## BEGIN RECORD LIST

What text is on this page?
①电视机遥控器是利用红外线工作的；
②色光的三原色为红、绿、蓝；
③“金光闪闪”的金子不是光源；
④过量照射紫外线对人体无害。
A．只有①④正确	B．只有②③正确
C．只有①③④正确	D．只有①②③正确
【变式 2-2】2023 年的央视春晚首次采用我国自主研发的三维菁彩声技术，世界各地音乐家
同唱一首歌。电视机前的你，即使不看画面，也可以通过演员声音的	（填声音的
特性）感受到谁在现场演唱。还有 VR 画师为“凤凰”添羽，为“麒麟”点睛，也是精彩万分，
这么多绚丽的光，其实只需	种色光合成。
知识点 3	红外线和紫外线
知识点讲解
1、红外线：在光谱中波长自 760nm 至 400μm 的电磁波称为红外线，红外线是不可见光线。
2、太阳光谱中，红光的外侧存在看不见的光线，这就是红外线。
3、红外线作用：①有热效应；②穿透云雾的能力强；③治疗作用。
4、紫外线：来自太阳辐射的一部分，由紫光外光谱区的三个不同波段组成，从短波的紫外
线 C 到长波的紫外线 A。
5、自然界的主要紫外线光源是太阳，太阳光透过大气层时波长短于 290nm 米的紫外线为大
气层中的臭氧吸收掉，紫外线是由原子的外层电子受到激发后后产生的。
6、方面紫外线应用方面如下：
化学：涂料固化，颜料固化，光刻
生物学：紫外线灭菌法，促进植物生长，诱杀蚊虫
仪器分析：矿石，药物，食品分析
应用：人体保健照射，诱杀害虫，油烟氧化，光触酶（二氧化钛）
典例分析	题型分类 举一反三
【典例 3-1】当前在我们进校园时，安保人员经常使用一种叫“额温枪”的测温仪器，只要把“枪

## END RECORD LIST

Write out the entries in full, exactly as given.

What text is on this page?
①电视机遥控器是利用红外线工作的；
②色光的三原色为红、绿、蓝；
③“金光闪闪”的金子不是光源；
④过量照射紫外线对人体无害。
A．只有①④正确	B．只有②③正确
C．只有①③④正确	D．只有①②③正确
【变式 2-2】2023 年的央视春晚首次采用我国自主研发的三维菁彩声技术，世界各地音乐家
同唱一首歌。电视机前的你，即使不看画面，也可以通过演员声音的	（填声音的
特性）感受到谁在现场演唱。还有 VR 画师为“凤凰”添羽，为“麒麟”点睛，也是精彩万分，
这么多绚丽的光，其实只需	种色光合成。
知识点 3	红外线和紫外线
知识点讲解
1、红外线：在光谱中波长自 760nm 至 400μm 的电磁波称为红外线，红外线是不可见光线。
2、太阳光谱中，红光的外侧存在看不见的光线，这就是红外线。
3、红外线作用：①有热效应；②穿透云雾的能力强；③治疗作用。
4、紫外线：来自太阳辐射的一部分，由紫光外光谱区的三个不同波段组成，从短波的紫外
线 C 到长波的紫外线 A。
5、自然界的主要紫外线光源是太阳，太阳光透过大气层时波长短于 290nm 米的紫外线为大
气层中的臭氧吸收掉，紫外线是由原子的外层电子受到激发后后产生的。
6、方面紫外线应用方面如下：
化学：涂料固化，颜料固化，光刻
生物学：紫外线灭菌法，促进植物生长，诱杀蚊虫
仪器分析：矿石，药物，食品分析
应用：人体保健照射，诱杀害虫，油烟氧化，光触酶（二氧化钛）
典例分析	题型分类 举一反三
【典例 3-1】当前在我们进校园时，安保人员经常使用一种叫“额温枪”的测温仪器，只要把“枪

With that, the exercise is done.